• [Your goal]: Your task is to gather the lines below that hold the string "name".

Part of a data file
▬▬▬▬▬▬▬▬▬▬
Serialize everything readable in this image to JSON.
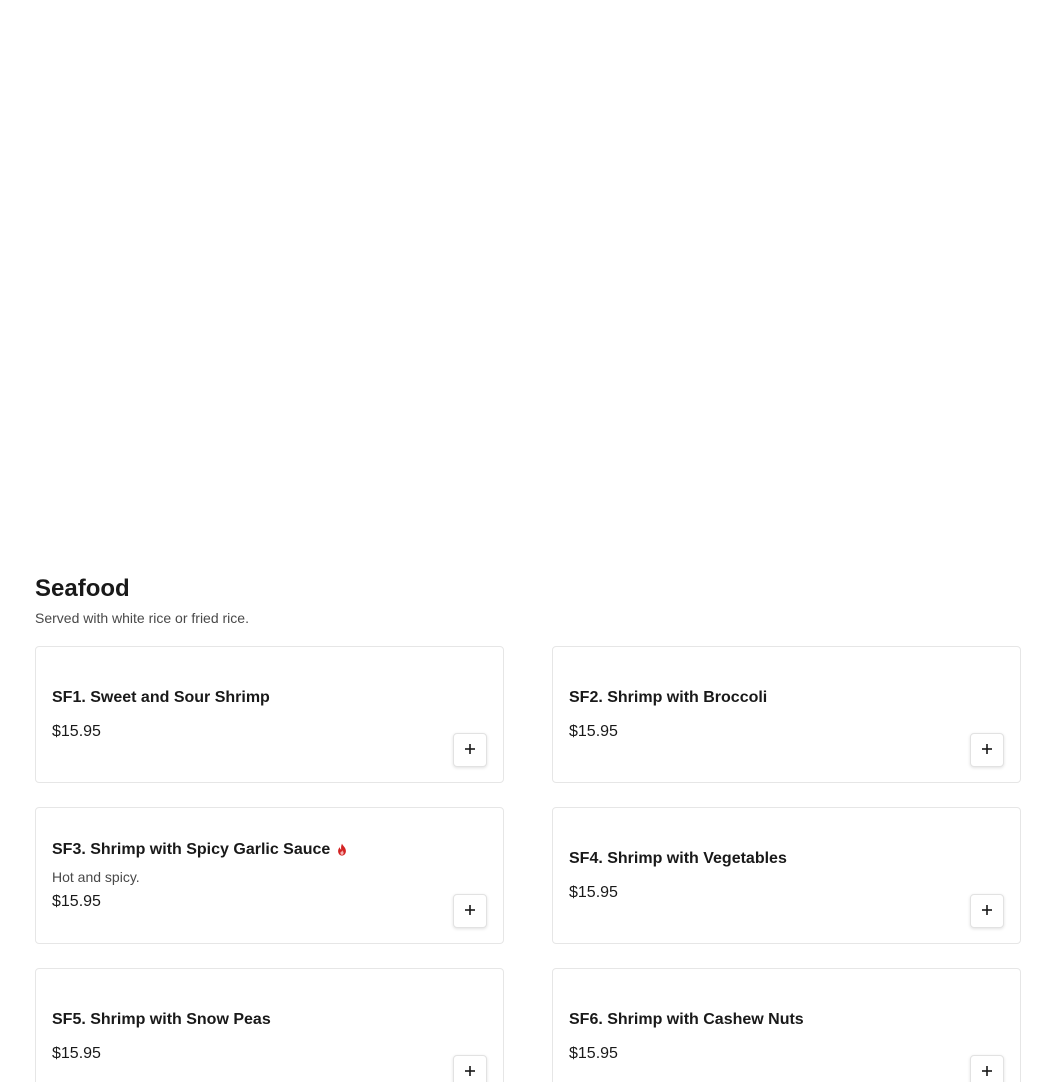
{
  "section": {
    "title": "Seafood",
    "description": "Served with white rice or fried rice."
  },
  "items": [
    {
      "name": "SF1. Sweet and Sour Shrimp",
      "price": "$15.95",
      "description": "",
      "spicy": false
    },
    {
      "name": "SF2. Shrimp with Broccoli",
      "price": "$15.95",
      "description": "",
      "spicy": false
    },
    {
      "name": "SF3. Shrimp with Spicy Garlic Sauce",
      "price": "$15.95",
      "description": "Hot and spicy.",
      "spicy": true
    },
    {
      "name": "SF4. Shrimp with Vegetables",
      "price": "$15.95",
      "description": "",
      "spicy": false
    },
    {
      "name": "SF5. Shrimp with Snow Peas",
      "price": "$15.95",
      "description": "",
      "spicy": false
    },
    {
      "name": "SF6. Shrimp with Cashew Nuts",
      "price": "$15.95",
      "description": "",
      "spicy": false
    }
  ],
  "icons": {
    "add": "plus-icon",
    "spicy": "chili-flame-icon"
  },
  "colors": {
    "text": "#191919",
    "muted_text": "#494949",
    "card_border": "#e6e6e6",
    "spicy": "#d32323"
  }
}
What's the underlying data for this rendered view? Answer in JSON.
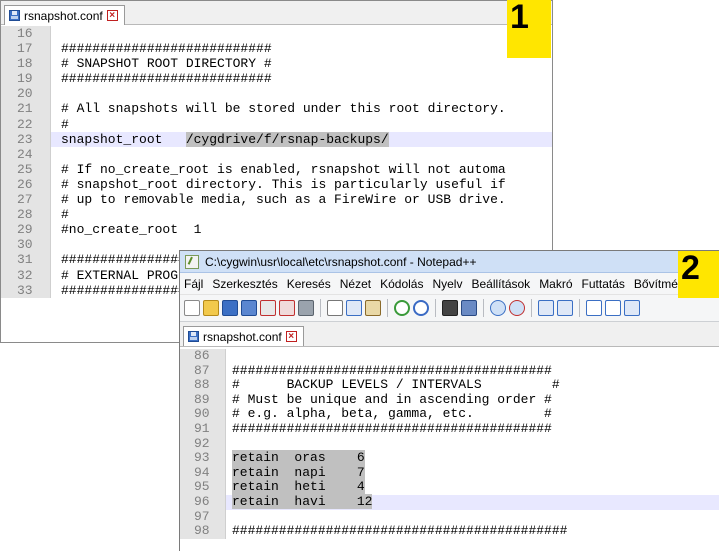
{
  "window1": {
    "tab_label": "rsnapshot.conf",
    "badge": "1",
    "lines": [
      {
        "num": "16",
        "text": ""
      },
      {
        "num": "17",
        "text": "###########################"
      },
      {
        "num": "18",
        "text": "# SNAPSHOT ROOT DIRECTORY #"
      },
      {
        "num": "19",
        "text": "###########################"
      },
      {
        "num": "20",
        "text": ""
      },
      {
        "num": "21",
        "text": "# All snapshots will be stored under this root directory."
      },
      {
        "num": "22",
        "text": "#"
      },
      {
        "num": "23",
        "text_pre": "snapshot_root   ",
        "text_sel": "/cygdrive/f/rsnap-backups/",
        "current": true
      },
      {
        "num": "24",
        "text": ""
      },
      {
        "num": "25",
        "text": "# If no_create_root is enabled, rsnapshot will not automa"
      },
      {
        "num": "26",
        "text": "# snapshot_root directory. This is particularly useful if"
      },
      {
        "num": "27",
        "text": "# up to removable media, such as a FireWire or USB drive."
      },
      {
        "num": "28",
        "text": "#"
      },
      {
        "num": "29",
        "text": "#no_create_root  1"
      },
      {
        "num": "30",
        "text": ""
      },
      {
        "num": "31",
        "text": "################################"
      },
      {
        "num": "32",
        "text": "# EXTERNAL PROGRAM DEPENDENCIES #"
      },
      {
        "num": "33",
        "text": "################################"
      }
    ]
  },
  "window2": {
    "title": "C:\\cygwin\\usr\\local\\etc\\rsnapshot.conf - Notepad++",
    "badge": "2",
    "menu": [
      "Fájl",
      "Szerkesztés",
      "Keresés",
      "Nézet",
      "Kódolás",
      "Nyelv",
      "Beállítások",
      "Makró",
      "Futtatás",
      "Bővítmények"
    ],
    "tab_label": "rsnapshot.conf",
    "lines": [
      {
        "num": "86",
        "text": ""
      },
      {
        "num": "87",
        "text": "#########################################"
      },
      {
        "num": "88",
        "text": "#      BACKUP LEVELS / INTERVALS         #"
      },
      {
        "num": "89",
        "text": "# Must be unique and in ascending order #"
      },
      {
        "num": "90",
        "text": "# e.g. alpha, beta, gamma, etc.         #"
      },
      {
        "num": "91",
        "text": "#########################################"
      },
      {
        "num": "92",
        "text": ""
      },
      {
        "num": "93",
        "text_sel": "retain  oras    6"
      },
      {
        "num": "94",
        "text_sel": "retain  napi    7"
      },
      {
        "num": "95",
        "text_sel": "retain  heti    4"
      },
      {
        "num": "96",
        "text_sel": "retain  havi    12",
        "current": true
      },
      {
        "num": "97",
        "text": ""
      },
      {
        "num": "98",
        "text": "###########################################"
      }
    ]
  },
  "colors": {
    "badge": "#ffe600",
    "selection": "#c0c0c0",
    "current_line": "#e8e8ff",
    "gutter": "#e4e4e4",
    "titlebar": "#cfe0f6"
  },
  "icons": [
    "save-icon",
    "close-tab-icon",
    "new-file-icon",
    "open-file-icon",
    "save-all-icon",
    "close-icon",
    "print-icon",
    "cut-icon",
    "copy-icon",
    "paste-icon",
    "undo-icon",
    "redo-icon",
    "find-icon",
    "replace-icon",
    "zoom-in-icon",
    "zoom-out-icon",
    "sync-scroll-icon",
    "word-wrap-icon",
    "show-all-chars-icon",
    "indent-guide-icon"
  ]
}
▬▬▬▬▬▬▬▬▬▬
• [Response]:
      "name": "SF1. Sweet and Sour Shrimp",
      "name": "SF2. Shrimp with Broccoli",
      "name": "SF3. Shrimp with Spicy Garlic Sauce",
      "name": "SF4. Shrimp with Vegetables",
      "name": "SF5. Shrimp with Snow Peas",
      "name": "SF6. Shrimp with Cashew Nuts",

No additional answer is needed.